What you will do
From the records below, pull each line that has "Colorway".

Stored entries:
>>
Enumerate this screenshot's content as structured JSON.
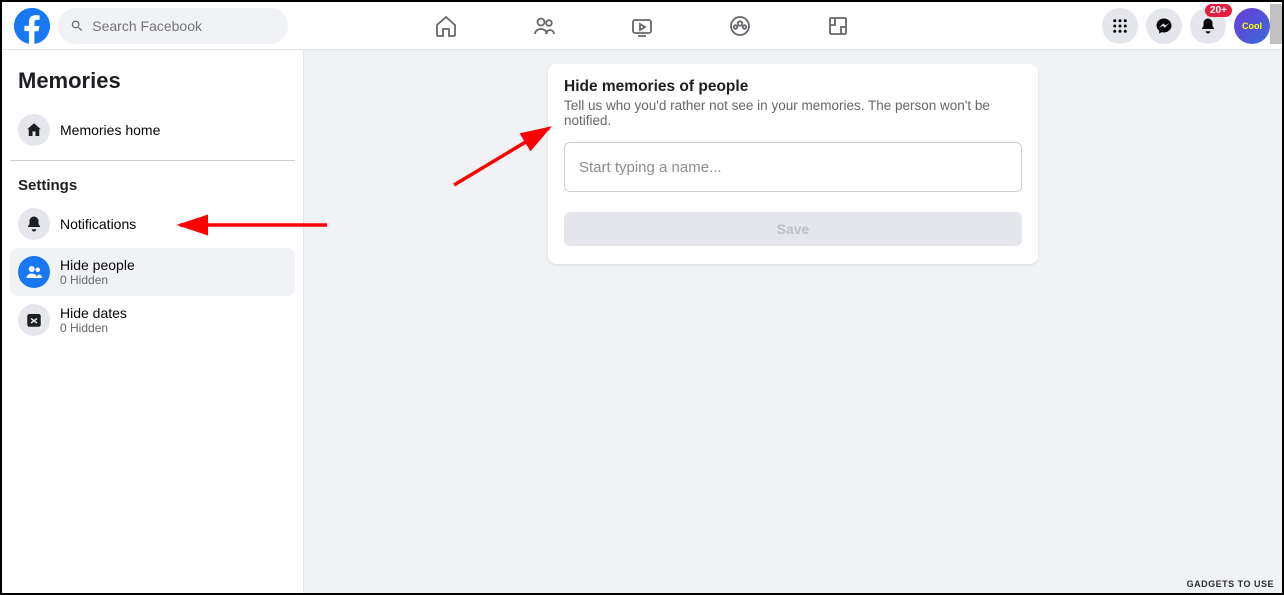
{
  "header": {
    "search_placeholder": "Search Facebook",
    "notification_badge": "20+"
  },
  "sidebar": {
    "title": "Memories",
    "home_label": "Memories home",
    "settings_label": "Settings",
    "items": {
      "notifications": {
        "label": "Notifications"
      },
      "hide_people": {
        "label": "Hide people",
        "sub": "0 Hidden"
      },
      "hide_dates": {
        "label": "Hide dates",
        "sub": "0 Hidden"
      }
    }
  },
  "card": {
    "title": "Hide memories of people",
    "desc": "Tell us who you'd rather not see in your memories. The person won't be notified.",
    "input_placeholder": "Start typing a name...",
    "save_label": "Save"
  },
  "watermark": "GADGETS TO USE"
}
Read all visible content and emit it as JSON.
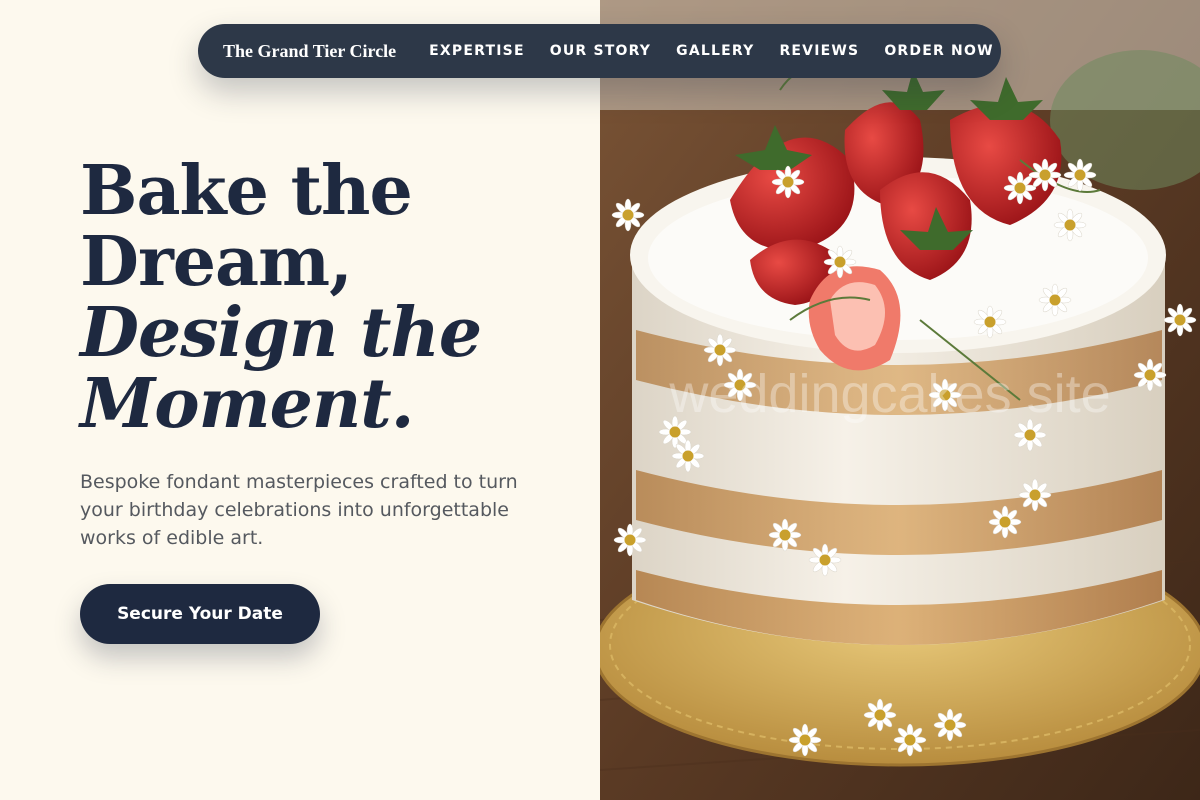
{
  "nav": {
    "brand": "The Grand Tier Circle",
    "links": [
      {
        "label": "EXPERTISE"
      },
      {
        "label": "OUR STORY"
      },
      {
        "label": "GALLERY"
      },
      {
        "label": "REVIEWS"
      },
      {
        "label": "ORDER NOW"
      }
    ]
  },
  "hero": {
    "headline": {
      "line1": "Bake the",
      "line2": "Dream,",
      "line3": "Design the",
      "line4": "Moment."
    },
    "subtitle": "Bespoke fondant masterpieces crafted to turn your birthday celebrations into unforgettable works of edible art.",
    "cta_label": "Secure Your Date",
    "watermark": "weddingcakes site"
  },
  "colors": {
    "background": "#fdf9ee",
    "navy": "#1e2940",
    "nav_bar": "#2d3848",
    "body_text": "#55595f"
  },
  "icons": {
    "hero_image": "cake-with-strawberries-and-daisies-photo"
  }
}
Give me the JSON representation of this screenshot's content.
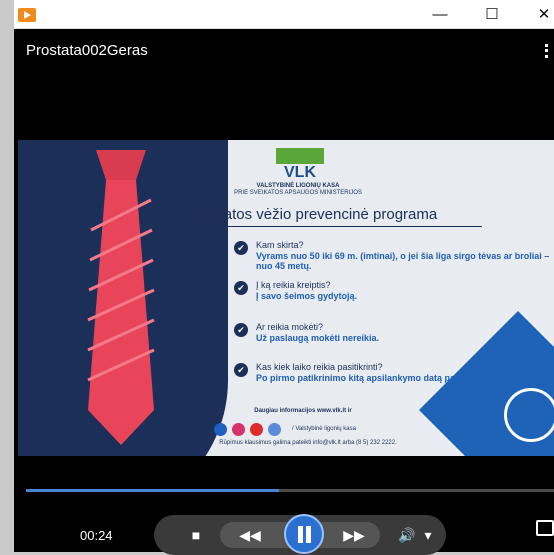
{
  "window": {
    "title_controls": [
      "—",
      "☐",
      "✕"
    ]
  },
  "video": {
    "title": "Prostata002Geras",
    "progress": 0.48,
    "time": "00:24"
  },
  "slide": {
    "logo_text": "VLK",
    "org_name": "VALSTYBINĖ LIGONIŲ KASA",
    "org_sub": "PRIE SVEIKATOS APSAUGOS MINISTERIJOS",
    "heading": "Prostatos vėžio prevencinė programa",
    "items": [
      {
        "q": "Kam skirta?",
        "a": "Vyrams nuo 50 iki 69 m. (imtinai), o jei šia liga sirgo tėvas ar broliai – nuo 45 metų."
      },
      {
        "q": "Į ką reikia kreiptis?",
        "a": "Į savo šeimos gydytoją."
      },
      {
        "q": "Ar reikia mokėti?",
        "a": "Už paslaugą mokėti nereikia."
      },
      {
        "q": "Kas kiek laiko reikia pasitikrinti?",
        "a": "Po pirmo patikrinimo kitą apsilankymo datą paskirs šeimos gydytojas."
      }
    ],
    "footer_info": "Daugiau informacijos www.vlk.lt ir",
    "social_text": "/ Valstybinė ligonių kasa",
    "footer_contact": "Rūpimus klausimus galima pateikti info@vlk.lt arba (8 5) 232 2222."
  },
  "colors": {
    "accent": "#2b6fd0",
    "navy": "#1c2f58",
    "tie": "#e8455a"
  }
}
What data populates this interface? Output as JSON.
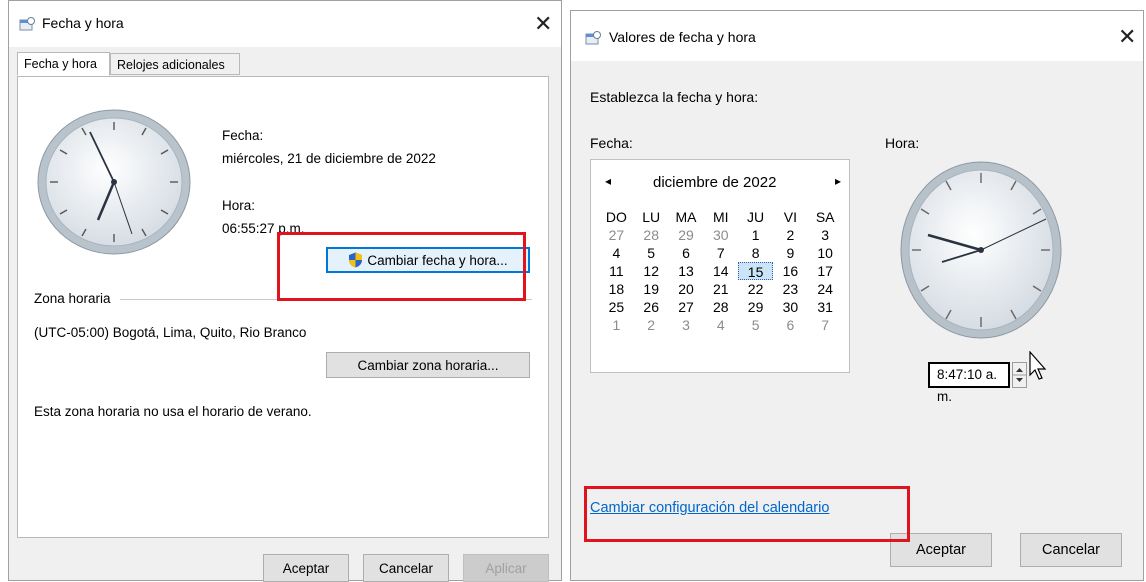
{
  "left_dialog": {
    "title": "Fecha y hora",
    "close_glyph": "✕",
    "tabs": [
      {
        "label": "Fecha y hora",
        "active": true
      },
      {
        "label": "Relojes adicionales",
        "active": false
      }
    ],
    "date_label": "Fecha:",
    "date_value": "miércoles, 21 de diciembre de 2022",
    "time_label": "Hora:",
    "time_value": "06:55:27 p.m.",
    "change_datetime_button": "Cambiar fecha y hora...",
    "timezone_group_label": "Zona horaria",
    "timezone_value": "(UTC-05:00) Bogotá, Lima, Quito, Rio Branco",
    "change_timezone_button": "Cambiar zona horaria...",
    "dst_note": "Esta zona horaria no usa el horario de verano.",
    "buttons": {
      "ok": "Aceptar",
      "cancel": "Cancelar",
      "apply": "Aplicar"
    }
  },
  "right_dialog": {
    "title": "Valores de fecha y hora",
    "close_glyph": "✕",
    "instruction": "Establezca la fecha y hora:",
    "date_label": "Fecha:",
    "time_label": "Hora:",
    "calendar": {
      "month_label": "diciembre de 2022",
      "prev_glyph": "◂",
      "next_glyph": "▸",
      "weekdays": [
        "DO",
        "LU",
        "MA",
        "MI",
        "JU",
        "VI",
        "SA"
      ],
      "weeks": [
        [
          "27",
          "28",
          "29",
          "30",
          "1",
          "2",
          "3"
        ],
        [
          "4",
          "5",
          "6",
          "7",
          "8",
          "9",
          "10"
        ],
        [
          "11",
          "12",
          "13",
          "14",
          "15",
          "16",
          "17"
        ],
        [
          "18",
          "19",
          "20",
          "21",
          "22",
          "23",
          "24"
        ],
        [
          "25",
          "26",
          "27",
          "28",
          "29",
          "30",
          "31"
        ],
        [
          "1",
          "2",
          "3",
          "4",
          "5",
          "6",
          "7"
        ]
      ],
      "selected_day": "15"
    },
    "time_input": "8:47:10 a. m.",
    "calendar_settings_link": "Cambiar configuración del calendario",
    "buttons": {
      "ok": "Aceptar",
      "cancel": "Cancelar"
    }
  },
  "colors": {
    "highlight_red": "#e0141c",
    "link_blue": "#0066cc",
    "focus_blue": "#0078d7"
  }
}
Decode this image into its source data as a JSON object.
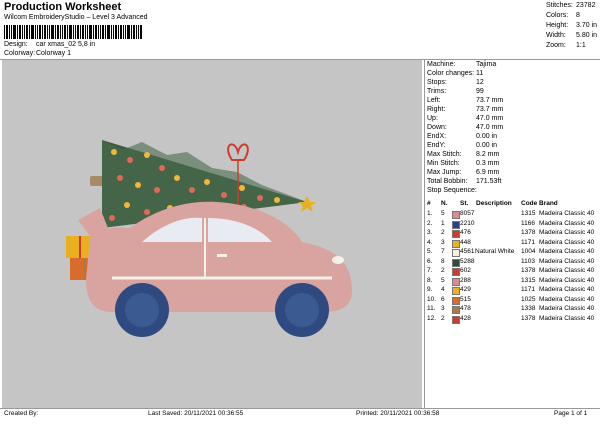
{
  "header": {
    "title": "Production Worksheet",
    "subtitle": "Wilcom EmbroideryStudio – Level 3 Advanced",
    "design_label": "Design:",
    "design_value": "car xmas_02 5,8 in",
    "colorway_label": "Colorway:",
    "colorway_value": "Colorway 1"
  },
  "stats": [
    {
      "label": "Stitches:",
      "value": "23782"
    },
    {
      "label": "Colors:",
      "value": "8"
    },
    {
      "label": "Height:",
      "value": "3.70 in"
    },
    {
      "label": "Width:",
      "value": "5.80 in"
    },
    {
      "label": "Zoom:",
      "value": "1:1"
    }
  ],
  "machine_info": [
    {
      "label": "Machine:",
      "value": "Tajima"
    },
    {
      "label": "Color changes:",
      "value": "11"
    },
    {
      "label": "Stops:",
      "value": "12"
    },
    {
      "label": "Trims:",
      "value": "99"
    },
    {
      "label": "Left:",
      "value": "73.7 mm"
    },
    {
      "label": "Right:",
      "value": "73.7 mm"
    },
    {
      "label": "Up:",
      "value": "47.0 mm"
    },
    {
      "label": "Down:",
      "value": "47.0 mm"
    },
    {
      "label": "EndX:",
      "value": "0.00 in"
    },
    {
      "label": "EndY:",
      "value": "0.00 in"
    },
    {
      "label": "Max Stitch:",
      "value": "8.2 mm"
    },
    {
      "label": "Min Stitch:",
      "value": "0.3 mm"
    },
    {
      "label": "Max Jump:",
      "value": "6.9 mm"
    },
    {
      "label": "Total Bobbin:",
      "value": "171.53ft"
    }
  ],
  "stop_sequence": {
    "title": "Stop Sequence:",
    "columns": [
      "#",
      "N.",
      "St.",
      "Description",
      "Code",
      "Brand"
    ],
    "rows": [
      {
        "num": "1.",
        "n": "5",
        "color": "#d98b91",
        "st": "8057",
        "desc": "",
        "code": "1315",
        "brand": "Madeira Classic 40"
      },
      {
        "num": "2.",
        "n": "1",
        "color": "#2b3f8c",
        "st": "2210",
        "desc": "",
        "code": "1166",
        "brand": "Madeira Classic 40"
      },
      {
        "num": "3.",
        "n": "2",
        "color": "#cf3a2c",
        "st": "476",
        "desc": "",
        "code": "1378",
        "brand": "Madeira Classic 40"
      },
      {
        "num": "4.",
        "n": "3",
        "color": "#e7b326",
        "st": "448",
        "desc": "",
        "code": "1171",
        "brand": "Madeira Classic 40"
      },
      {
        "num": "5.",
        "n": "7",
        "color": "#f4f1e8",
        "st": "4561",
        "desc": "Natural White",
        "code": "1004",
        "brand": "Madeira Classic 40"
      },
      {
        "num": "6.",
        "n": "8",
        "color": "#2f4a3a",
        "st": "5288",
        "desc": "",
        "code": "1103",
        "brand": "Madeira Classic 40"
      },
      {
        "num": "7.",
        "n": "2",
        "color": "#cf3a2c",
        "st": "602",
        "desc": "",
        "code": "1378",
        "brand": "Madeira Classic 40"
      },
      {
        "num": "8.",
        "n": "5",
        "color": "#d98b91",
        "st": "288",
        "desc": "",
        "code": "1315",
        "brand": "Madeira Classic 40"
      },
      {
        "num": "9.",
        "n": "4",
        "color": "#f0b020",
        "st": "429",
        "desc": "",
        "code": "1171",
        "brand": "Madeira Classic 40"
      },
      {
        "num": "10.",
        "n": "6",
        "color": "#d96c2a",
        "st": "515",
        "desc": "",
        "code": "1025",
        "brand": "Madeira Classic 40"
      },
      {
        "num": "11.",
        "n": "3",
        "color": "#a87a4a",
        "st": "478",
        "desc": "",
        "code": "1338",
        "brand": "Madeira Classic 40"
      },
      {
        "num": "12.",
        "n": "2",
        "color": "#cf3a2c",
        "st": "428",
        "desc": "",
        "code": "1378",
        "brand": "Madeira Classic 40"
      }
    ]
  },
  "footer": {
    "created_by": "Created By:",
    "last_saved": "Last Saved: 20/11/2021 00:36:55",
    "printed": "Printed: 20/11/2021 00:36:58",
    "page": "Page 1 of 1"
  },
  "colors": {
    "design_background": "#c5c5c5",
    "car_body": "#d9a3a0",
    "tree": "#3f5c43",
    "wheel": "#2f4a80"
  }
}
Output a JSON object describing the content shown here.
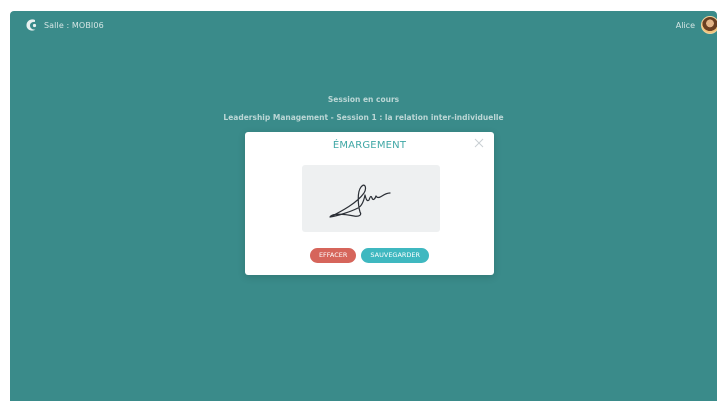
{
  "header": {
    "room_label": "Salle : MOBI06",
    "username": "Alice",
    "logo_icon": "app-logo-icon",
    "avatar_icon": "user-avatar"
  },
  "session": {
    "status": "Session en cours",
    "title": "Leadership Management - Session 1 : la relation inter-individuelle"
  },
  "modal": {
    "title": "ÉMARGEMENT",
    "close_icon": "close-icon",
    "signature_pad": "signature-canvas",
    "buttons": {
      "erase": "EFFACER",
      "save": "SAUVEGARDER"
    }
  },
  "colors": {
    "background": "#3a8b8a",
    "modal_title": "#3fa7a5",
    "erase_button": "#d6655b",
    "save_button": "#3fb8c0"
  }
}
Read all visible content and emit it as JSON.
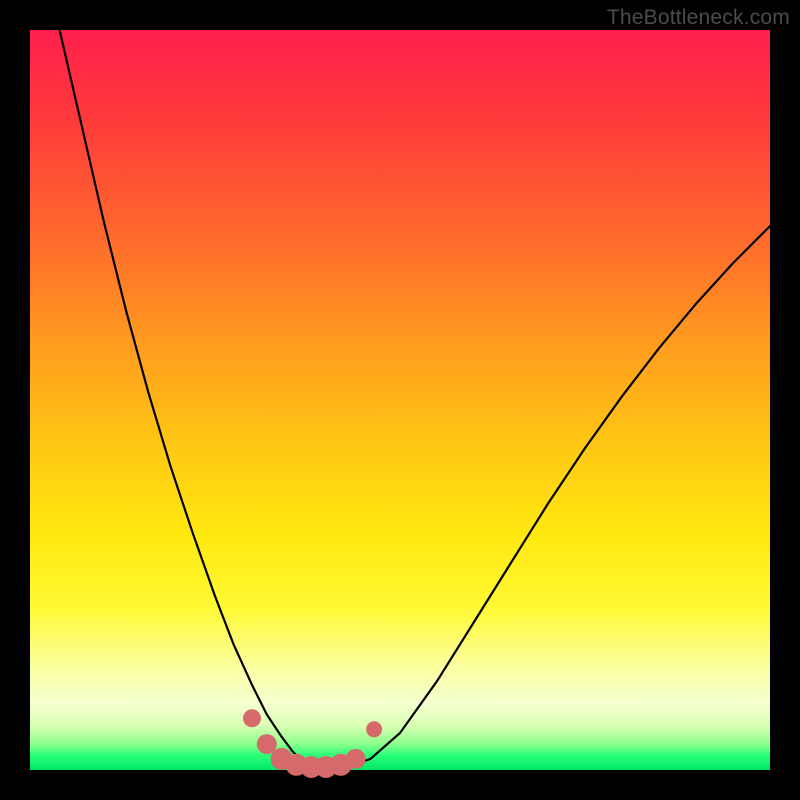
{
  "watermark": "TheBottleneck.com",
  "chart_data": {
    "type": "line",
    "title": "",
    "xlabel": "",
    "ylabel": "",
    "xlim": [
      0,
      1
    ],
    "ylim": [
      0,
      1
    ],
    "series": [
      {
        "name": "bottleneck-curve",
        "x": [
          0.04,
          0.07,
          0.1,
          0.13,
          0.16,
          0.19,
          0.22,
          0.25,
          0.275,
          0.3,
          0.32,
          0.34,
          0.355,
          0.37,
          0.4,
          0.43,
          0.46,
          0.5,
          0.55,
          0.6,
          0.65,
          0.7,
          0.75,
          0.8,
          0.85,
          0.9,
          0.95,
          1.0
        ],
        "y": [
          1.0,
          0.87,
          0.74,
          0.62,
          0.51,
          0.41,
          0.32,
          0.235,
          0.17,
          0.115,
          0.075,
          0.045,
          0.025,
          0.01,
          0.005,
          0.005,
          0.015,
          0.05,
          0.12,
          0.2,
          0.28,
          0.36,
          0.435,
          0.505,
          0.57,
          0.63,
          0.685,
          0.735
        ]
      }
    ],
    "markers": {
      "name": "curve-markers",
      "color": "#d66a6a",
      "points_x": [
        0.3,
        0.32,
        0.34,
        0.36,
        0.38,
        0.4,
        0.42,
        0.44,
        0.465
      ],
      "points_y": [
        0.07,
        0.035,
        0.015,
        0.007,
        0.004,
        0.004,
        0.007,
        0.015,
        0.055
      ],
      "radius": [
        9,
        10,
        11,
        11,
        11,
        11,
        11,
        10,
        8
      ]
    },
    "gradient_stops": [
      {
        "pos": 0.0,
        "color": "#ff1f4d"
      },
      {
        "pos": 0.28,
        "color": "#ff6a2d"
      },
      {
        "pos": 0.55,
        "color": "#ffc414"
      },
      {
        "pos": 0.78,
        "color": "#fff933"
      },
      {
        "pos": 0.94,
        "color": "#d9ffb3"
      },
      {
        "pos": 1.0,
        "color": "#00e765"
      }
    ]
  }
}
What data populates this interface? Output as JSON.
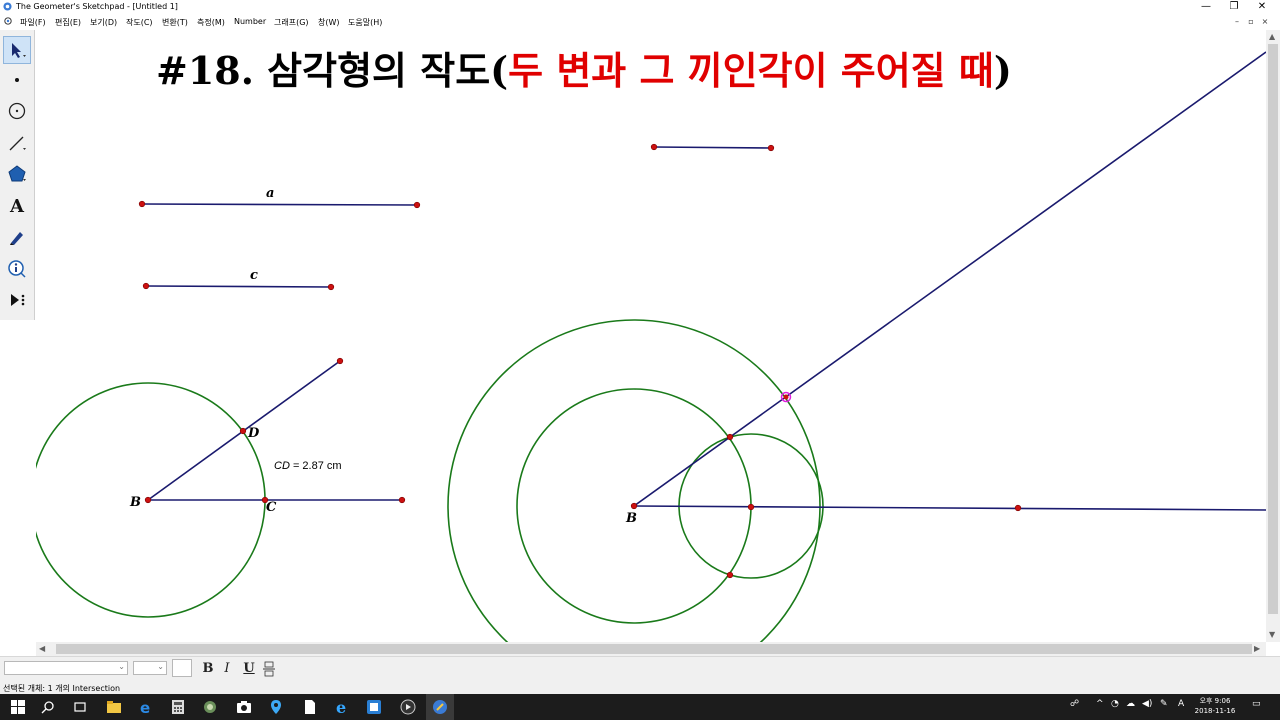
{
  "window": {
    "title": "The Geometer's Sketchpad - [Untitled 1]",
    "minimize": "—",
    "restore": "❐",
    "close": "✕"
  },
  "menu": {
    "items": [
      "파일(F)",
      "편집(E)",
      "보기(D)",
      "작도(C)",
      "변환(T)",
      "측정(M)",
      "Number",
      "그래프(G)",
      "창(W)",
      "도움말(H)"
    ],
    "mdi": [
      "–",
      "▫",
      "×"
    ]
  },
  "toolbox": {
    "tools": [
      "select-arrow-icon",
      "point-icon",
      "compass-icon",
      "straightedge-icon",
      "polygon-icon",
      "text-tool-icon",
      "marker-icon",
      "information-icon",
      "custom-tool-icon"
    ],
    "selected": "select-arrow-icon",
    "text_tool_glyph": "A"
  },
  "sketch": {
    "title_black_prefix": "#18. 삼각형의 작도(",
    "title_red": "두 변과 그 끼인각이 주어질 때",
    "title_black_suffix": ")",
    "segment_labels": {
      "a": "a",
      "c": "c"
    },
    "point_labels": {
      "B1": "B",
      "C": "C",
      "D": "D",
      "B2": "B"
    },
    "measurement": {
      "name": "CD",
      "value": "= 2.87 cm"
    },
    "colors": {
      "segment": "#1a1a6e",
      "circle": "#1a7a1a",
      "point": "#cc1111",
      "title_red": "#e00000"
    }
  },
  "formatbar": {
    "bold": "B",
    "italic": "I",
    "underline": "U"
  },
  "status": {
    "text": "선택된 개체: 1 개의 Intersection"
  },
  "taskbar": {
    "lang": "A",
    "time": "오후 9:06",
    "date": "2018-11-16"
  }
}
<<
Exercise result
    "colorway_label": "Colorway:",
    "colorway_value": "Colorway 1"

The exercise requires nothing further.